> [Instructions]
A: Using the text on combination therapy, answer each question below, marking your answers (i), (ii), (iii) to match:
(i) At which medical center does John R. Graybill work?
(ii) What did ketoconazole seem to do in aspergillus infections?
(iii) Which two drugs does Graybill say can now be used together for cryptococcal meningitis?
B: In the text on combination therapy, turn the paragraph that begins "I think we can now use fluconazole" into a short list that keeps its main facts.

> [Document text]
────────
Combination therapy one prospect
With such a small number of effective drugs currently available, any suggestion of fungal resistance is disturbing, given that some of these infections aspergillus, for example often are deadly. And while the pharmaceutical industry is busy trying to develop the antifungal equivalent of a broad-spectrum antibiotic (highly toxic to fungi but not to mammals), clinicians are coming up with their own ways to kill off the stubborn pathogens.
One method is combination therapy. John R. Graybill, MD, of the Audie Murphy VA Medical Center in San Antonio says some heretofore frowned-upon combinations of drugs actually work better than using the drugs separately. A case in point: amphotericin-B and an azole.
Graybill says an in vitro study showed that a combination of amnphotericin-B and miconazole suppressed Candida, whereas the two drugs alone did not. Conversely, ketoconazole seemed to suppress the killing power of amphotericin-B in aspergillus infections. Following up amphotericin-B with itraconazole might work, though.
"I think we can now use fluconazole and fluocytosine [together] for cryptococcal meningitis," Graybill says. "If we use both together, you can reduce the dose of fluocytosine, which is quite toxic." One advantage of this regimen, he says, is that both products are oral. The regimen may be especially effective in HIV patients, Graybill adds.
────────
> [Extracted records]

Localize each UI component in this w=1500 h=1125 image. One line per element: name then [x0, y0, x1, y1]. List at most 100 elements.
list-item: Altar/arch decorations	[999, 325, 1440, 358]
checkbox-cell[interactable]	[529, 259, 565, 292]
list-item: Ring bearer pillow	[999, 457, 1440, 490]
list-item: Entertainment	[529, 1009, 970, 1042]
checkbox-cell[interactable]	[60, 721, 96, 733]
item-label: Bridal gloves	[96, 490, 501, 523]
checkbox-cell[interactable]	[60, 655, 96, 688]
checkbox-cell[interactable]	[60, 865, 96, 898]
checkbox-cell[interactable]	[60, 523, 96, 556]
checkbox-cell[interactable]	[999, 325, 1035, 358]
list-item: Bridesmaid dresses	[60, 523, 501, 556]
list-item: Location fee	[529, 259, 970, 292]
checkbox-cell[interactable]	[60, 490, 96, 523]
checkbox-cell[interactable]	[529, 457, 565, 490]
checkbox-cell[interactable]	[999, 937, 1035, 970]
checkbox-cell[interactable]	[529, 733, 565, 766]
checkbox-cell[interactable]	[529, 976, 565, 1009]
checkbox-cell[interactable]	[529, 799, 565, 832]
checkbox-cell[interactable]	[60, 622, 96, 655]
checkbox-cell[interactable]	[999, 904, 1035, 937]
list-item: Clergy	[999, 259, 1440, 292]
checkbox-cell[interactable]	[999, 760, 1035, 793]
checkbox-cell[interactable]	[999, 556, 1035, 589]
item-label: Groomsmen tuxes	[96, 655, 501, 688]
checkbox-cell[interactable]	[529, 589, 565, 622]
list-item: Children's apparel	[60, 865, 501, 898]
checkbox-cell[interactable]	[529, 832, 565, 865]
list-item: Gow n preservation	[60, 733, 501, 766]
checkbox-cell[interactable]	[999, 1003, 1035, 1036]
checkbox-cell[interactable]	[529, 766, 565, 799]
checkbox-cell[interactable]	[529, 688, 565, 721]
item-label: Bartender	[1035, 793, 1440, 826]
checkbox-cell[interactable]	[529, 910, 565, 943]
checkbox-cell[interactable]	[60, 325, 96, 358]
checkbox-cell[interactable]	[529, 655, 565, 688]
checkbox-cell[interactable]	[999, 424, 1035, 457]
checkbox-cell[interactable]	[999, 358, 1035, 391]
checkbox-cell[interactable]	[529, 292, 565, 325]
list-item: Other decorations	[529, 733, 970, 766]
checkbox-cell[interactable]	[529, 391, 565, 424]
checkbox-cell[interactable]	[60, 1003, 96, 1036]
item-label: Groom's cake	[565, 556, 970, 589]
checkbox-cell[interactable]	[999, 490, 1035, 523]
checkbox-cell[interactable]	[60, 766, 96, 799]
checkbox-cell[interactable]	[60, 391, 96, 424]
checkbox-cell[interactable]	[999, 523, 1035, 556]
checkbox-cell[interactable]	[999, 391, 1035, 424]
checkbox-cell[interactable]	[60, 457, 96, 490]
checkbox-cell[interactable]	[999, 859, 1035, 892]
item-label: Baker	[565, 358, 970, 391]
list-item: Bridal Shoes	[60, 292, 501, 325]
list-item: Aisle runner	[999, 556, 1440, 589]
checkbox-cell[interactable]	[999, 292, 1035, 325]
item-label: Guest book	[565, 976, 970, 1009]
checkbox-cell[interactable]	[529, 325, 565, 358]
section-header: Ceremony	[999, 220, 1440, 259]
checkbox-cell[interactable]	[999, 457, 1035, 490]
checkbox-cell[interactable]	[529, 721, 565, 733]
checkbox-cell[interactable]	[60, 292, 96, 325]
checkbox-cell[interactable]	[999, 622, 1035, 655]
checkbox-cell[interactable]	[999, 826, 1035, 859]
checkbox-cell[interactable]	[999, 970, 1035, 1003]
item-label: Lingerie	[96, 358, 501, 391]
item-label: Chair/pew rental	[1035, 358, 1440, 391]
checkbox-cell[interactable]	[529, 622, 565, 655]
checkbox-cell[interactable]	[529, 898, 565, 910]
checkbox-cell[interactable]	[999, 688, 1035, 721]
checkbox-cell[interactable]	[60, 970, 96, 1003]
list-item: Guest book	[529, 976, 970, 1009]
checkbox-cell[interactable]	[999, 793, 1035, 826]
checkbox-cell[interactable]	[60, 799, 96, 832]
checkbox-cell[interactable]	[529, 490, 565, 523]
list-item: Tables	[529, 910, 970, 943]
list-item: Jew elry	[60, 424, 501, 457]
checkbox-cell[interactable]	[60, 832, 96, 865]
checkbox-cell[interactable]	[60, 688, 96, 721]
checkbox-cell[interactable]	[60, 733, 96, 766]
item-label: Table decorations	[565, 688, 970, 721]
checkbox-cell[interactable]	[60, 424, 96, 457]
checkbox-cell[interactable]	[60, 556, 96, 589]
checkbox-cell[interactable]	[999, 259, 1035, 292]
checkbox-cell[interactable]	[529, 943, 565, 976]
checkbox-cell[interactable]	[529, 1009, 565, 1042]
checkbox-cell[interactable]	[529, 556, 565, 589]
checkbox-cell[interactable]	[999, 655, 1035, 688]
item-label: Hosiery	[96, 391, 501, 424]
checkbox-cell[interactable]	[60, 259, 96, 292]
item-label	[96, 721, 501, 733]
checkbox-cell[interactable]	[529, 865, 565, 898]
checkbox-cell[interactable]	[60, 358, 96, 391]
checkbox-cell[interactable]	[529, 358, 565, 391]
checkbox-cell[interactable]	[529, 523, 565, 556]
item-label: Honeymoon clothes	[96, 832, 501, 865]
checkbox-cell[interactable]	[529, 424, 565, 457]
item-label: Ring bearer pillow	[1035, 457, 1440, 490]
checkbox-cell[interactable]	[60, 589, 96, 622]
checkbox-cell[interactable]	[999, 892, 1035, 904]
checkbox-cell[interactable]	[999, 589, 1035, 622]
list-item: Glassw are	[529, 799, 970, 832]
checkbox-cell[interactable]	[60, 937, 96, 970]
────────
> [Per-task answers]
A:
(i) The Audie Murphy VA Medical Center in San Antonio.
(ii) It seemed to suppress the killing power of amphotericin-B.
(iii) Fluconazole and fluocytosine.

B:
- Graybill says fluconazole and fluocytosine can now be used together for cryptococcal meningitis.
- Using both together allows a lower dose of fluocytosine, which is quite toxic.
- Both products are oral, which he counts as an advantage.
- The regimen may be especially effective in HIV patients.